begin

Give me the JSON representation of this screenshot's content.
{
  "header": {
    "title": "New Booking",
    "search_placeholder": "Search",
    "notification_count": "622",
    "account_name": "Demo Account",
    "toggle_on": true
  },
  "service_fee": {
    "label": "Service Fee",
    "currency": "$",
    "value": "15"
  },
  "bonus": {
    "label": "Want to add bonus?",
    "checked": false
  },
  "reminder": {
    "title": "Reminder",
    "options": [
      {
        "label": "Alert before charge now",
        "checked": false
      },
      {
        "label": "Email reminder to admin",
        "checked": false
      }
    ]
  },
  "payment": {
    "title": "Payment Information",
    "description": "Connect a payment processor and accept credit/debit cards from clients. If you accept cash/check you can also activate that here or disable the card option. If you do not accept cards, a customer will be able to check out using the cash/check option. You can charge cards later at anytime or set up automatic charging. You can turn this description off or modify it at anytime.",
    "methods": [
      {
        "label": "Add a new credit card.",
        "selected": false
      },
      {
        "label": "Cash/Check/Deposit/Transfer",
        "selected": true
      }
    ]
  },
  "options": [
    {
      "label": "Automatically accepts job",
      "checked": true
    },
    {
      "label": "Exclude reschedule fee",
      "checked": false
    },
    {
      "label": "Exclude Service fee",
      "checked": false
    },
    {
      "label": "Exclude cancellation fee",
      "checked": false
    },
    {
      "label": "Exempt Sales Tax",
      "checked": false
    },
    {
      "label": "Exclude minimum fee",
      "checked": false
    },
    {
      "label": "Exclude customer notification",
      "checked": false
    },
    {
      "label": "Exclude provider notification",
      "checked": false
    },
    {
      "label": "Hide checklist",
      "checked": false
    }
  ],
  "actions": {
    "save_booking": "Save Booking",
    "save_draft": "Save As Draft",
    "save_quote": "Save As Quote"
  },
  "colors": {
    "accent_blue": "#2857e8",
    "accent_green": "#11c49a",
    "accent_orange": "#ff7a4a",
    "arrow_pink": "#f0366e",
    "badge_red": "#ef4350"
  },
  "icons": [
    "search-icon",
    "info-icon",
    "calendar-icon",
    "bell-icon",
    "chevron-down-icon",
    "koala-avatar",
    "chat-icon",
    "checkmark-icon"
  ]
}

end

Restate all of the entries exactly, please.

== Answer to this exercise ==
Give me the JSON representation of this screenshot's content.
{
  "header": {
    "title": "New Booking",
    "search_placeholder": "Search",
    "notification_count": "622",
    "account_name": "Demo Account",
    "toggle_on": true
  },
  "service_fee": {
    "label": "Service Fee",
    "currency": "$",
    "value": "15"
  },
  "bonus": {
    "label": "Want to add bonus?",
    "checked": false
  },
  "reminder": {
    "title": "Reminder",
    "options": [
      {
        "label": "Alert before charge now",
        "checked": false
      },
      {
        "label": "Email reminder to admin",
        "checked": false
      }
    ]
  },
  "payment": {
    "title": "Payment Information",
    "description": "Connect a payment processor and accept credit/debit cards from clients. If you accept cash/check you can also activate that here or disable the card option. If you do not accept cards, a customer will be able to check out using the cash/check option. You can charge cards later at anytime or set up automatic charging. You can turn this description off or modify it at anytime.",
    "methods": [
      {
        "label": "Add a new credit card.",
        "selected": false
      },
      {
        "label": "Cash/Check/Deposit/Transfer",
        "selected": true
      }
    ]
  },
  "options": [
    {
      "label": "Automatically accepts job",
      "checked": true
    },
    {
      "label": "Exclude reschedule fee",
      "checked": false
    },
    {
      "label": "Exclude Service fee",
      "checked": false
    },
    {
      "label": "Exclude cancellation fee",
      "checked": false
    },
    {
      "label": "Exempt Sales Tax",
      "checked": false
    },
    {
      "label": "Exclude minimum fee",
      "checked": false
    },
    {
      "label": "Exclude customer notification",
      "checked": false
    },
    {
      "label": "Exclude provider notification",
      "checked": false
    },
    {
      "label": "Hide checklist",
      "checked": false
    }
  ],
  "actions": {
    "save_booking": "Save Booking",
    "save_draft": "Save As Draft",
    "save_quote": "Save As Quote"
  },
  "colors": {
    "accent_blue": "#2857e8",
    "accent_green": "#11c49a",
    "accent_orange": "#ff7a4a",
    "arrow_pink": "#f0366e",
    "badge_red": "#ef4350"
  },
  "icons": [
    "search-icon",
    "info-icon",
    "calendar-icon",
    "bell-icon",
    "chevron-down-icon",
    "koala-avatar",
    "chat-icon",
    "checkmark-icon"
  ]
}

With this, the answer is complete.